[Labeled region entries]
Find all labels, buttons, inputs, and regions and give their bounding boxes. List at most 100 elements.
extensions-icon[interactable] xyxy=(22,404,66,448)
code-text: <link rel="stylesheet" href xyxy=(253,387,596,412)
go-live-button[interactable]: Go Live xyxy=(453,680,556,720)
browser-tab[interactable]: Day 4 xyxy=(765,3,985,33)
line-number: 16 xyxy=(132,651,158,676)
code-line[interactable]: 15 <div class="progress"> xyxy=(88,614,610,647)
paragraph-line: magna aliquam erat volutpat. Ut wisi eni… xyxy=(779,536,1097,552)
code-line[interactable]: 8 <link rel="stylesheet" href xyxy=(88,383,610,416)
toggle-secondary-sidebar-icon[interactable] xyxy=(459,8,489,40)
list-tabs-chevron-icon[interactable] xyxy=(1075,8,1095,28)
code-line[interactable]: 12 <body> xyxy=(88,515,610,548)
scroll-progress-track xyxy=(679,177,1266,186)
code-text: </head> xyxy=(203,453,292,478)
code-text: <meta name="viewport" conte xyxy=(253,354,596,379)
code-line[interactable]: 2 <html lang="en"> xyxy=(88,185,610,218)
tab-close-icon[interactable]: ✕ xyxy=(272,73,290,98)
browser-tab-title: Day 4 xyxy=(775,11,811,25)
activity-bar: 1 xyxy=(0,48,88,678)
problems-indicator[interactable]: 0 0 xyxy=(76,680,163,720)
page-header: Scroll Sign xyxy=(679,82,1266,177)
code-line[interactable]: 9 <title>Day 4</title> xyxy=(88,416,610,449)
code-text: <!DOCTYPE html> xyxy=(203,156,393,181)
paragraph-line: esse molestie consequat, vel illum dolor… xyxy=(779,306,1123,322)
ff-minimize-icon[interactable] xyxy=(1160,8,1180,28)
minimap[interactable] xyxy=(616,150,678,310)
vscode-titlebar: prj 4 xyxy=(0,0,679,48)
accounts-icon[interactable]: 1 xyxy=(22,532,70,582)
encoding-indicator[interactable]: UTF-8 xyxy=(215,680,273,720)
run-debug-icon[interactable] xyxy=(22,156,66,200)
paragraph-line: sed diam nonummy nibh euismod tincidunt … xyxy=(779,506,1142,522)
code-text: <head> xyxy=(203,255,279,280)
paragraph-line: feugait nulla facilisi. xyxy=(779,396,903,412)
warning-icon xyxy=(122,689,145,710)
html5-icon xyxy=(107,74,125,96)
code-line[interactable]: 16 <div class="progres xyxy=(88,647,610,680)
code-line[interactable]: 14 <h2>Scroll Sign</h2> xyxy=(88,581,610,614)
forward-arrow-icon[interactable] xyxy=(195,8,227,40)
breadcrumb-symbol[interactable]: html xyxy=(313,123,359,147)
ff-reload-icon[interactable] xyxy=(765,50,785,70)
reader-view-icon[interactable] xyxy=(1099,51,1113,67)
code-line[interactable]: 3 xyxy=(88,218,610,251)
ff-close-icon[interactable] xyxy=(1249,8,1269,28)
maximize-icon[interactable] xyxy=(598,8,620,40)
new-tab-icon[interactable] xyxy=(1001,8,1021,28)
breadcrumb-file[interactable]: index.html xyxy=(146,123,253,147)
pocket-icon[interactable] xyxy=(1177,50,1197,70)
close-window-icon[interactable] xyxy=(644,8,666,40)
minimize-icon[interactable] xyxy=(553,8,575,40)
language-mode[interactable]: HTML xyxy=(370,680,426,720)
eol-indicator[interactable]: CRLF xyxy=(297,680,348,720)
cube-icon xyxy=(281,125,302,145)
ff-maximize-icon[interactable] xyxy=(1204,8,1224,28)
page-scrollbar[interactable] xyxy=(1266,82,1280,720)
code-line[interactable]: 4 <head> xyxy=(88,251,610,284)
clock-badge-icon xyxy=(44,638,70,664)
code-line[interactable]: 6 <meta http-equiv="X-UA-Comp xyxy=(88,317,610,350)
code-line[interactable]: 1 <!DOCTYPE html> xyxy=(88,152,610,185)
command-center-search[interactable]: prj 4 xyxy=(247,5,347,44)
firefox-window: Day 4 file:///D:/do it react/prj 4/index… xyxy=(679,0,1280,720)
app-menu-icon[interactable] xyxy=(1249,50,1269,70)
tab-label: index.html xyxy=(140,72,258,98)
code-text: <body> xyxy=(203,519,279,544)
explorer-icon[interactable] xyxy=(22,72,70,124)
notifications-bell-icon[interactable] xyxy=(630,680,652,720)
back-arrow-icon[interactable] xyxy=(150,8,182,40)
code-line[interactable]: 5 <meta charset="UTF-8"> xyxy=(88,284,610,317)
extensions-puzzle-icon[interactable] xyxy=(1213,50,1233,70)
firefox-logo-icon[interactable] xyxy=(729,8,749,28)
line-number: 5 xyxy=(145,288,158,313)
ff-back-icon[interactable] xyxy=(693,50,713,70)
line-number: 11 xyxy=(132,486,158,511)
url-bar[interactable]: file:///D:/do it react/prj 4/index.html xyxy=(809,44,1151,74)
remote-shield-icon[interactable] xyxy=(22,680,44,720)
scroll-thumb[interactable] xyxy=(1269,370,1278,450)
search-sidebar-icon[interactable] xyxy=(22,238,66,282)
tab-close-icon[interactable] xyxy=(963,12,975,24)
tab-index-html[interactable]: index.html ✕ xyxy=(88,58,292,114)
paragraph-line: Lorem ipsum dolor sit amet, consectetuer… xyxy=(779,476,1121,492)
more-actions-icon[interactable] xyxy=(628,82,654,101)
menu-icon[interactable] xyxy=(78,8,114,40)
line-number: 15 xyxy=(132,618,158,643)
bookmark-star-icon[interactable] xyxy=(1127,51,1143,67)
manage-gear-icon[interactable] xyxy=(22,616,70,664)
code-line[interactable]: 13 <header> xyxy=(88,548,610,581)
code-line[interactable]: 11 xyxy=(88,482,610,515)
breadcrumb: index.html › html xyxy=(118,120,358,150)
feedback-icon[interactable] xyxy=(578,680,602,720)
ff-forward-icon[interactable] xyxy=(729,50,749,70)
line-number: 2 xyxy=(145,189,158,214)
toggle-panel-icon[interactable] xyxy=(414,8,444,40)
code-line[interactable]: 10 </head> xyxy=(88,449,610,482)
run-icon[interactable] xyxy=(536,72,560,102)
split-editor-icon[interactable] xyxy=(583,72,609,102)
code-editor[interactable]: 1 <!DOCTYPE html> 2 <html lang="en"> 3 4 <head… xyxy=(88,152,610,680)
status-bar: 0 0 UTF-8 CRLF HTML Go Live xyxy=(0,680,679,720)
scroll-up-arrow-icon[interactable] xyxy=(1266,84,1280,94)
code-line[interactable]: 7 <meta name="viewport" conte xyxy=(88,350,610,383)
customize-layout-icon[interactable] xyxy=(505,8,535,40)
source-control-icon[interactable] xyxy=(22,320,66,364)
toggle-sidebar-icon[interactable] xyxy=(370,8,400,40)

*SHORT EXERCISE:* Copy out every line of the listing above, character for character and in the same order.

*WRITTEN ANSWER:*
Find all labels, buttons, inputs, and regions and give their bounding boxes. List at most 100 elements.
extensions-icon[interactable] xyxy=(22,404,66,448)
code-text: <link rel="stylesheet" href xyxy=(253,387,596,412)
go-live-button[interactable]: Go Live xyxy=(453,680,556,720)
browser-tab[interactable]: Day 4 xyxy=(765,3,985,33)
line-number: 16 xyxy=(132,651,158,676)
code-line[interactable]: 15 <div class="progress"> xyxy=(88,614,610,647)
paragraph-line: magna aliquam erat volutpat. Ut wisi eni… xyxy=(779,536,1097,552)
code-line[interactable]: 8 <link rel="stylesheet" href xyxy=(88,383,610,416)
toggle-secondary-sidebar-icon[interactable] xyxy=(459,8,489,40)
list-tabs-chevron-icon[interactable] xyxy=(1075,8,1095,28)
code-line[interactable]: 12 <body> xyxy=(88,515,610,548)
scroll-progress-track xyxy=(679,177,1266,186)
code-text: </head> xyxy=(203,453,292,478)
code-text: <meta name="viewport" conte xyxy=(253,354,596,379)
code-line[interactable]: 2 <html lang="en"> xyxy=(88,185,610,218)
tab-close-icon[interactable]: ✕ xyxy=(272,73,290,98)
browser-tab-title: Day 4 xyxy=(775,11,811,25)
activity-bar: 1 xyxy=(0,48,88,678)
problems-indicator[interactable]: 0 0 xyxy=(76,680,163,720)
page-header: Scroll Sign xyxy=(679,82,1266,177)
code-line[interactable]: 9 <title>Day 4</title> xyxy=(88,416,610,449)
code-text: <!DOCTYPE html> xyxy=(203,156,393,181)
paragraph-line: esse molestie consequat, vel illum dolor… xyxy=(779,306,1123,322)
ff-minimize-icon[interactable] xyxy=(1160,8,1180,28)
minimap[interactable] xyxy=(616,150,678,310)
vscode-titlebar: prj 4 xyxy=(0,0,679,48)
accounts-icon[interactable]: 1 xyxy=(22,532,70,582)
encoding-indicator[interactable]: UTF-8 xyxy=(215,680,273,720)
run-debug-icon[interactable] xyxy=(22,156,66,200)
paragraph-line: sed diam nonummy nibh euismod tincidunt … xyxy=(779,506,1142,522)
code-text: <head> xyxy=(203,255,279,280)
paragraph-line: feugait nulla facilisi. xyxy=(779,396,903,412)
warning-icon xyxy=(122,689,145,710)
html5-icon xyxy=(107,74,125,96)
code-line[interactable]: 16 <div class="progres xyxy=(88,647,610,680)
code-line[interactable]: 14 <h2>Scroll Sign</h2> xyxy=(88,581,610,614)
forward-arrow-icon[interactable] xyxy=(195,8,227,40)
breadcrumb-symbol[interactable]: html xyxy=(313,123,359,147)
ff-reload-icon[interactable] xyxy=(765,50,785,70)
reader-view-icon[interactable] xyxy=(1099,51,1113,67)
code-line[interactable]: 3 xyxy=(88,218,610,251)
ff-close-icon[interactable] xyxy=(1249,8,1269,28)
maximize-icon[interactable] xyxy=(598,8,620,40)
new-tab-icon[interactable] xyxy=(1001,8,1021,28)
breadcrumb-file[interactable]: index.html xyxy=(146,123,253,147)
pocket-icon[interactable] xyxy=(1177,50,1197,70)
close-window-icon[interactable] xyxy=(644,8,666,40)
minimize-icon[interactable] xyxy=(553,8,575,40)
language-mode[interactable]: HTML xyxy=(370,680,426,720)
eol-indicator[interactable]: CRLF xyxy=(297,680,348,720)
cube-icon xyxy=(281,125,302,145)
ff-maximize-icon[interactable] xyxy=(1204,8,1224,28)
page-scrollbar[interactable] xyxy=(1266,82,1280,720)
code-line[interactable]: 4 <head> xyxy=(88,251,610,284)
clock-badge-icon xyxy=(44,638,70,664)
code-line[interactable]: 6 <meta http-equiv="X-UA-Comp xyxy=(88,317,610,350)
code-line[interactable]: 1 <!DOCTYPE html> xyxy=(88,152,610,185)
command-center-search[interactable]: prj 4 xyxy=(247,5,347,44)
firefox-window: Day 4 file:///D:/do it react/prj 4/index… xyxy=(679,0,1280,720)
app-menu-icon[interactable] xyxy=(1249,50,1269,70)
tab-label: index.html xyxy=(140,72,258,98)
code-text: <body> xyxy=(203,519,279,544)
explorer-icon[interactable] xyxy=(22,72,70,124)
notifications-bell-icon[interactable] xyxy=(630,680,652,720)
back-arrow-icon[interactable] xyxy=(150,8,182,40)
code-line[interactable]: 5 <meta charset="UTF-8"> xyxy=(88,284,610,317)
extensions-puzzle-icon[interactable] xyxy=(1213,50,1233,70)
firefox-logo-icon[interactable] xyxy=(729,8,749,28)
line-number: 5 xyxy=(145,288,158,313)
ff-back-icon[interactable] xyxy=(693,50,713,70)
line-number: 11 xyxy=(132,486,158,511)
url-bar[interactable]: file:///D:/do it react/prj 4/index.html xyxy=(809,44,1151,74)
remote-shield-icon[interactable] xyxy=(22,680,44,720)
scroll-thumb[interactable] xyxy=(1269,370,1278,450)
search-sidebar-icon[interactable] xyxy=(22,238,66,282)
tab-close-icon[interactable] xyxy=(963,12,975,24)
tab-index-html[interactable]: index.html ✕ xyxy=(88,58,292,114)
paragraph-line: Lorem ipsum dolor sit amet, consectetuer… xyxy=(779,476,1121,492)
more-actions-icon[interactable] xyxy=(628,82,654,101)
menu-icon[interactable] xyxy=(78,8,114,40)
line-number: 15 xyxy=(132,618,158,643)
bookmark-star-icon[interactable] xyxy=(1127,51,1143,67)
manage-gear-icon[interactable] xyxy=(22,616,70,664)
code-line[interactable]: 13 <header> xyxy=(88,548,610,581)
code-line[interactable]: 11 xyxy=(88,482,610,515)
breadcrumb: index.html › html xyxy=(118,120,358,150)
feedback-icon[interactable] xyxy=(578,680,602,720)
ff-forward-icon[interactable] xyxy=(729,50,749,70)
line-number: 2 xyxy=(145,189,158,214)
toggle-panel-icon[interactable] xyxy=(414,8,444,40)
code-line[interactable]: 10 </head> xyxy=(88,449,610,482)
run-icon[interactable] xyxy=(536,72,560,102)
split-editor-icon[interactable] xyxy=(583,72,609,102)
code-editor[interactable]: 1 <!DOCTYPE html> 2 <html lang="en"> 3 4 <head… xyxy=(88,152,610,680)
status-bar: 0 0 UTF-8 CRLF HTML Go Live xyxy=(0,680,679,720)
scroll-up-arrow-icon[interactable] xyxy=(1266,84,1280,94)
code-line[interactable]: 7 <meta name="viewport" conte xyxy=(88,350,610,383)
customize-layout-icon[interactable] xyxy=(505,8,535,40)
source-control-icon[interactable] xyxy=(22,320,66,364)
toggle-sidebar-icon[interactable] xyxy=(370,8,400,40)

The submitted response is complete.